■ **Problem 1**
In the recursion tutorial, how many recursive calls does the text say are enough to print all 2*n numbers?
■ **Problem 2**
Please list every section heading in the recursion tutorial, in order.
■ **Problem 3**
Write the next part of the recursion tutorial, picking up after its last sentence.

In this article we will learn how to solve the most asked coding interview problem: Print N to 1 and 1 to N Using Recursion.

**Problem Statement**: Given a number n. Print a sequence from n to 1 and again from 1 to n using recursion.

Example:Input:n= 4Output:4 3 2 1 1 2 3 4Explanation:Since n is 4, the sequence starts from 4 to 1 and again from 1 to 4.

**Solution**

** Disclaimer**:

*Don’t jump directly to the solution, try it out yourself first.*

**Intuition:** We can simply have 2*n recursive calls to print 2*n numbers. But if we observe a recursive call carefully, we can print 2*n numbers in n recursive calls themselves. The intuition is to print the numbers above and below, the next recursive call. No need to memorize, we’ll see the approach below.

**Approach**:

- We have n, in order to print from n to 1, it is evident that at any function call, we can just print the number and hand over the control to the next recursive call.
- Let’s print from 1 to n. Just look from the perspective of a recursive function, it prints its parameter n, then the recursive call happens. When the call returns, we can assume that numbers from
**n-1**to**1**and**1**to**n-1**are already printed, because of that call. - Since we know until the recursive call returns, no code below the call executes, consider when we again print n(after the call), we can achieve what we need, right? By the time we are printing
**n**for the 2nd time, numbers from**n to 1**and**1 to n-1**are already printed. - Have a look at the picture for better understanding. The number in the bubbles indicates the order, in which the numbers are printed.

■ **Recorded data**
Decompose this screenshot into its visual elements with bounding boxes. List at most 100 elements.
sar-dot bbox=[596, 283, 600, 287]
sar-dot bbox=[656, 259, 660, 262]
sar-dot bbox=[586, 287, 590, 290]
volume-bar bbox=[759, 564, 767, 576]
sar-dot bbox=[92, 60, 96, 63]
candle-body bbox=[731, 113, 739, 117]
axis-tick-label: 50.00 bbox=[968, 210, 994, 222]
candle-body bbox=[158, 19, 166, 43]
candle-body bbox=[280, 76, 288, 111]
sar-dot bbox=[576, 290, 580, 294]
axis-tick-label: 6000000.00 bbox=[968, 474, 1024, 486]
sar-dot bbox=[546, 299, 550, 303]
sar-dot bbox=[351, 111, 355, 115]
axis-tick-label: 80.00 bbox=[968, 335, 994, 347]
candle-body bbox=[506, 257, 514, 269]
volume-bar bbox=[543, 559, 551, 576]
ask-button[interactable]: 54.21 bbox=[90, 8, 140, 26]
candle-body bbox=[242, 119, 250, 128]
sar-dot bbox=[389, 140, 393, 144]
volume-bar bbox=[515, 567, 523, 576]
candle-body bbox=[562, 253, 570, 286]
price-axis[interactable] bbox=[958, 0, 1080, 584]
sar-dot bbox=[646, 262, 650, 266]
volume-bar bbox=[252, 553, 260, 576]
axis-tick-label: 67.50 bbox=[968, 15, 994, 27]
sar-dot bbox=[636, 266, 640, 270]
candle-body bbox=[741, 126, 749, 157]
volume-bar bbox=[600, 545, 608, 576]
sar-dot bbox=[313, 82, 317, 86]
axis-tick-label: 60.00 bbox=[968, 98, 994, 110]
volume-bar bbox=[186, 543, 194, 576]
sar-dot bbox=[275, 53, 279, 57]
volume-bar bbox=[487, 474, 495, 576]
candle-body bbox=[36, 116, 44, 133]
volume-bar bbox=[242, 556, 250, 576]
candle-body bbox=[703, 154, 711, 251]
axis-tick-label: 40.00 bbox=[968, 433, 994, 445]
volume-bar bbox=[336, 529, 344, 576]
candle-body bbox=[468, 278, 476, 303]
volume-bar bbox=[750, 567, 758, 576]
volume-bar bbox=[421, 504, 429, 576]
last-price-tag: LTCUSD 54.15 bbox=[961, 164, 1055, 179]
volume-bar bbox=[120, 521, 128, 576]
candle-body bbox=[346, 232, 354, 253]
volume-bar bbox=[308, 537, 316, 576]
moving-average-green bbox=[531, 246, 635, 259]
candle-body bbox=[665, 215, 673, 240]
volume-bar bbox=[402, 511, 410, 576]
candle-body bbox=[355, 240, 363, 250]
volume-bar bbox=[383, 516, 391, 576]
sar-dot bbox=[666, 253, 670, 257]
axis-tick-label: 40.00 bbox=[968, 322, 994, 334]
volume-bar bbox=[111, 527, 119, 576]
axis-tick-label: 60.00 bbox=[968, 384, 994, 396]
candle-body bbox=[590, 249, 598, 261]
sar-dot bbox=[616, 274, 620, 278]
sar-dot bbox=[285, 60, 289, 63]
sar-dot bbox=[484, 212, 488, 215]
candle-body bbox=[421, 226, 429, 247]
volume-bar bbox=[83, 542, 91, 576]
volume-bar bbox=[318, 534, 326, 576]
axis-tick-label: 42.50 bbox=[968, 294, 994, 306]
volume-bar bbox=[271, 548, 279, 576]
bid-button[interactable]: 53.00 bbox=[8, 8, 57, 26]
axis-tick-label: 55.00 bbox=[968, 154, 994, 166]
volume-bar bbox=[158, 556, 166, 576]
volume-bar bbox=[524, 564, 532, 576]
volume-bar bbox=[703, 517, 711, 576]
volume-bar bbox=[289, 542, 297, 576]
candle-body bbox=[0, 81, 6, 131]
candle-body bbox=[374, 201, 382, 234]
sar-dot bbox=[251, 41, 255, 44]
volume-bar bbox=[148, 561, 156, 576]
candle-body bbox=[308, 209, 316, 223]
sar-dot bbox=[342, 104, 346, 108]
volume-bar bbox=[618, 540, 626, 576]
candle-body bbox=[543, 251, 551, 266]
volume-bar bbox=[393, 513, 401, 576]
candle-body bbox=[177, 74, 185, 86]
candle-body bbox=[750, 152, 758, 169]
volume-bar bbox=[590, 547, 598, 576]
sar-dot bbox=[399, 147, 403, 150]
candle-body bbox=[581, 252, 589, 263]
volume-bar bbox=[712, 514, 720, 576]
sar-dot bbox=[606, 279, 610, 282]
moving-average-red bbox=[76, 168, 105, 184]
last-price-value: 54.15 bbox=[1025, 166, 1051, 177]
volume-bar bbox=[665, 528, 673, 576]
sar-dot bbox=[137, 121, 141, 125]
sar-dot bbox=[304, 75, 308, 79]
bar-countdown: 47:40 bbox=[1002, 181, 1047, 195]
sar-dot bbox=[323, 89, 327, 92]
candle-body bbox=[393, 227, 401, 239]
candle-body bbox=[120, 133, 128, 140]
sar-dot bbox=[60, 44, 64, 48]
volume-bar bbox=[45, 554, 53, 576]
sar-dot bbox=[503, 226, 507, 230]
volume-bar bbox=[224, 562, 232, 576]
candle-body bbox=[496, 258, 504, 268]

■ **Your response 1**
n recursive calls are enough.

■ **Your response 2**
Problem Statement, Solution, Disclaimer, Intuition, Approach

■ **Your response 3**
**Code:**

## C++ Code

```
#include<iostream>
using namespace std;
void printer(int n) {
if (n == 0) return;
cout << n << " ";
printer(n - 1);
cout << n << " ";
}
int main() {
int n = 4;
printer(n);
return 0;
}
```

**Output:** 4 3 2 1 1 2 3 4

**Time Complexity:**O(n).

**Reason:** Since the base condition is achieved only when n goes to 0, it takes n+1 recursive calls to reach 0.

**Space Complexity:** O(n).

**Reason:** We are using recursion which will internally use the stack. When n is at 0(n+1 recursive call), we would have made n recursive calls already and every function’s local variables are stored in the stack, which makes the linear space complex.

## Java Code

```
import java.util.*;
public class Solution {
public static void main(String[] args) {
int n = 4;
printer(n);
}
public static void printer(int n) {
if (n == 0) return;
System.out.print(n + " ");
printer(n - 1);
System.out.print(n + " ");
}
}
```

**Output:** 4 3 2 1 1 2 3 4

**Time Complexity:**O(n).

**Reason:** Since the base condition is achieved only when n goes to 0, it takes n+1 recursive calls to reach 0.

**Space Complexity:** O(n).

**Reason:** We are using recursion which will internally use the stack. When n is at 0(n+1 recursive call), we would have made n recursive calls already and every function’s local variables are stored in the stack, which makes the linear space complex.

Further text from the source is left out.